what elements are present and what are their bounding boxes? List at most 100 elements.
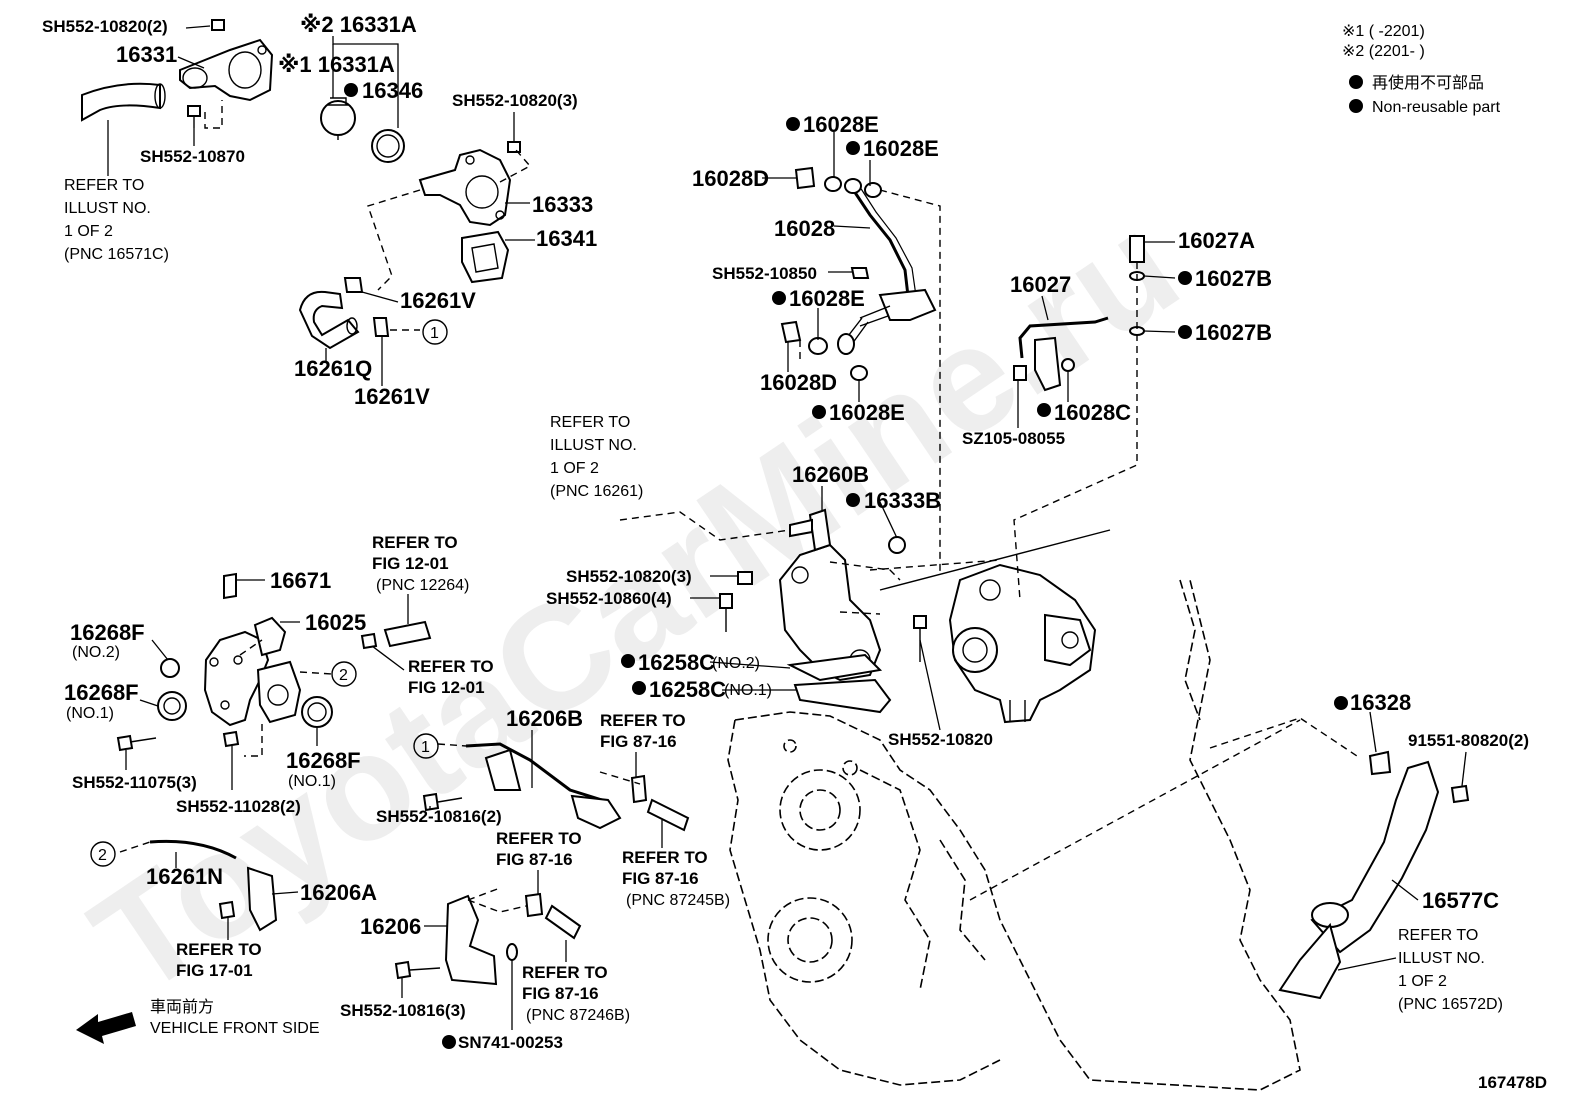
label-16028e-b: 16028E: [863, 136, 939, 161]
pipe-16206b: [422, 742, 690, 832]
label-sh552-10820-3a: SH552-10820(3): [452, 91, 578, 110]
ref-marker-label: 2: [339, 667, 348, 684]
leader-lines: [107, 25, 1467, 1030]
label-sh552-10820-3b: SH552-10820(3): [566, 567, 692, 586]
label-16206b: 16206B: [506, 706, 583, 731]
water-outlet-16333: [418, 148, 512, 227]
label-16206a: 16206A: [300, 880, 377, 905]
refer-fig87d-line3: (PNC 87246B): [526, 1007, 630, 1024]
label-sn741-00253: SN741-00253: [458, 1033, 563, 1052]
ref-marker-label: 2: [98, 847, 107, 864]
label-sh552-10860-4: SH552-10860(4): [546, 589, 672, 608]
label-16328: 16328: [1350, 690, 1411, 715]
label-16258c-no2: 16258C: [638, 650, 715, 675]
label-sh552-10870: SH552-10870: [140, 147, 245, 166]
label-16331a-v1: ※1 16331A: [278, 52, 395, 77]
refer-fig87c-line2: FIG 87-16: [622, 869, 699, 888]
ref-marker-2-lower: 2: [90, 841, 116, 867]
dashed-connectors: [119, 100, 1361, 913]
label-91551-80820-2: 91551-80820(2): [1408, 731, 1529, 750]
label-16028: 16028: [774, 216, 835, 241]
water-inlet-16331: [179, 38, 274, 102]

────────────────

## What is asked
Format each line of the item above as one string in a JSON list, skipping blank lines and leaving out the picture.

## Task solution
[
  "what elements are present and what are their bounding boxes? List at most 100 elements.",
  "label-16028e-b: 16028E: [863, 136, 939, 161]",
  "pipe-16206b: [422, 742, 690, 832]",
  "label-sh552-10820-3a: SH552-10820(3): [452, 91, 578, 110]",
  "ref-marker-label: 2: [339, 667, 348, 684]",
  "leader-lines: [107, 25, 1467, 1030]",
  "label-sh552-10820-3b: SH552-10820(3): [566, 567, 692, 586]",
  "label-16206b: 16206B: [506, 706, 583, 731]",
  "water-outlet-16333: [418, 148, 512, 227]",
  "label-16206a: 16206A: [300, 880, 377, 905]",
  "refer-fig87d-line3: (PNC 87246B): [526, 1007, 630, 1024]",
  "label-sn741-00253: SN741-00253: [458, 1033, 563, 1052]",
  "ref-marker-label: 2: [98, 847, 107, 864]",
  "label-sh552-10860-4: SH552-10860(4): [546, 589, 672, 608]",
  "label-16328: 16328: [1350, 690, 1411, 715]",
  "label-16258c-no2: 16258C: [638, 650, 715, 675]",
  "label-sh552-10870: SH552-10870: [140, 147, 245, 166]",
  "label-16331a-v1: ※1 16331A: [278, 52, 395, 77]",
  "refer-fig87c-line2: FIG 87-16: [622, 869, 699, 888]",
  "ref-marker-2-lower: 2: [90, 841, 116, 867]",
  "dashed-connectors: [119, 100, 1361, 913]",
  "label-91551-80820-2: 91551-80820(2): [1408, 731, 1529, 750]",
  "label-16028: 16028: [774, 216, 835, 241]",
  "water-inlet-16331: [179, 38, 274, 102]"
]